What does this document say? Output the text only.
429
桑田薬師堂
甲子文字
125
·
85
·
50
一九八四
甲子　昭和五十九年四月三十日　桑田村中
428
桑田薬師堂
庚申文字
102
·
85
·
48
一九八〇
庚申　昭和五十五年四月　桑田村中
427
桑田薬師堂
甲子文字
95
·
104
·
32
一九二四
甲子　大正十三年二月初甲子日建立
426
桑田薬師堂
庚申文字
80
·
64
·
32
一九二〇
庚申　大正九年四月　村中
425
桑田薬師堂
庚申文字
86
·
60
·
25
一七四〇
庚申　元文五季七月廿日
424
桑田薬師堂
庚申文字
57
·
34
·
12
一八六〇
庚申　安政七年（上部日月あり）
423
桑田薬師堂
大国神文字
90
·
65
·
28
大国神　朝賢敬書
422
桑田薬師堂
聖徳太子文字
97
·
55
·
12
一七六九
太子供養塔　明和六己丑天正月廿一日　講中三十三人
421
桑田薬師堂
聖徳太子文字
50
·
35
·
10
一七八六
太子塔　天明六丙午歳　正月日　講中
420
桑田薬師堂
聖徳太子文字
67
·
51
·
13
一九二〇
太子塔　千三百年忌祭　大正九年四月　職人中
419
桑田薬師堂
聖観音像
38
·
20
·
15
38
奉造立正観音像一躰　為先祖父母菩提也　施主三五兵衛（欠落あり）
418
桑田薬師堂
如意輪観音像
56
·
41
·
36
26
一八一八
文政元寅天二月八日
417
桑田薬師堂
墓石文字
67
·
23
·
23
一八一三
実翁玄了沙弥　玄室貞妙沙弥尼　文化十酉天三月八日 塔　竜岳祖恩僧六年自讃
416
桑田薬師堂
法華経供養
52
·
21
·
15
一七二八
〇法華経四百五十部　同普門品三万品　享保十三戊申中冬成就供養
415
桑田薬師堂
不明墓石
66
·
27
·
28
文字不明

......

■ **Description of the task**: Scan the data above and copy every line with "桑田村中" in it.

■ **Written response**:
甲子　昭和五十九年四月三十日　桑田村中
庚申　昭和五十五年四月　桑田村中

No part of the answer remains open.